** start **

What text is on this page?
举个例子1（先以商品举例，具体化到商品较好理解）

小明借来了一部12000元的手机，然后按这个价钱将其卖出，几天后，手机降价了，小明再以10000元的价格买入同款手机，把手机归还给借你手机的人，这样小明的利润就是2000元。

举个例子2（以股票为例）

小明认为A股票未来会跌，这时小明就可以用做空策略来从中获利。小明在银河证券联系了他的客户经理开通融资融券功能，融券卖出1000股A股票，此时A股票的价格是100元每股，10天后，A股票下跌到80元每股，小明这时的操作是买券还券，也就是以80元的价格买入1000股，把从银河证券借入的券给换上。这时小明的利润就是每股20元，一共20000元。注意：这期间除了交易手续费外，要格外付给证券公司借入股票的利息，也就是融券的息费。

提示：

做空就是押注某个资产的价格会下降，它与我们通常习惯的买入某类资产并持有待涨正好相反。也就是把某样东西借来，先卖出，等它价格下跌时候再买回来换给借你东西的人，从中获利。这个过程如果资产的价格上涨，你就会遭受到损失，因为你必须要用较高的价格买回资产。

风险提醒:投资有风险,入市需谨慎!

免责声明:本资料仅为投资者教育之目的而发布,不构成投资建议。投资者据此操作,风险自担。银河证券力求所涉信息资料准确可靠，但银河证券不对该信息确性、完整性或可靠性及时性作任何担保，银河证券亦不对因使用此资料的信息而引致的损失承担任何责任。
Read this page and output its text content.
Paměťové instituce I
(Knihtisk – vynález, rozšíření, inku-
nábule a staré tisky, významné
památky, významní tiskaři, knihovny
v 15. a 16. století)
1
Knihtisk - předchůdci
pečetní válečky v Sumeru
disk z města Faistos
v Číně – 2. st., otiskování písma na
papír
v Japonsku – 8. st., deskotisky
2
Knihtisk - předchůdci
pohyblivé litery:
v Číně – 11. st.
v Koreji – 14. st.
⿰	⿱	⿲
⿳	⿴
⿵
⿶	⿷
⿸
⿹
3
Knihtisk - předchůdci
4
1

** end **

Written problem
Exactly as shown above, return every record.

Solution to this exercise
What text is on this page?
举个例子1（先以商品举例，具体化到商品较好理解）

小明借来了一部12000元的手机，然后按这个价钱将其卖出，几天后，手机降价了，小明再以10000元的价格买入同款手机，把手机归还给借你手机的人，这样小明的利润就是2000元。

举个例子2（以股票为例）

小明认为A股票未来会跌，这时小明就可以用做空策略来从中获利。小明在银河证券联系了他的客户经理开通融资融券功能，融券卖出1000股A股票，此时A股票的价格是100元每股，10天后，A股票下跌到80元每股，小明这时的操作是买券还券，也就是以80元的价格买入1000股，把从银河证券借入的券给换上。这时小明的利润就是每股20元，一共20000元。注意：这期间除了交易手续费外，要格外付给证券公司借入股票的利息，也就是融券的息费。

提示：

做空就是押注某个资产的价格会下降，它与我们通常习惯的买入某类资产并持有待涨正好相反。也就是把某样东西借来，先卖出，等它价格下跌时候再买回来换给借你东西的人，从中获利。这个过程如果资产的价格上涨，你就会遭受到损失，因为你必须要用较高的价格买回资产。

风险提醒:投资有风险,入市需谨慎!

免责声明:本资料仅为投资者教育之目的而发布,不构成投资建议。投资者据此操作,风险自担。银河证券力求所涉信息资料准确可靠，但银河证券不对该信息确性、完整性或可靠性及时性作任何担保，银河证券亦不对因使用此资料的信息而引致的损失承担任何责任。
Read this page and output its text content.
Paměťové instituce I
(Knihtisk – vynález, rozšíření, inku-
nábule a staré tisky, významné
památky, významní tiskaři, knihovny
v 15. a 16. století)
1
Knihtisk - předchůdci
pečetní válečky v Sumeru
disk z města Faistos
v Číně – 2. st., otiskování písma na
papír
v Japonsku – 8. st., deskotisky
2
Knihtisk - předchůdci
pohyblivé litery:
v Číně – 11. st.
v Koreji – 14. st.
⿰	⿱	⿲
⿳	⿴
⿵
⿶	⿷
⿸
⿹
3
Knihtisk - předchůdci
4
1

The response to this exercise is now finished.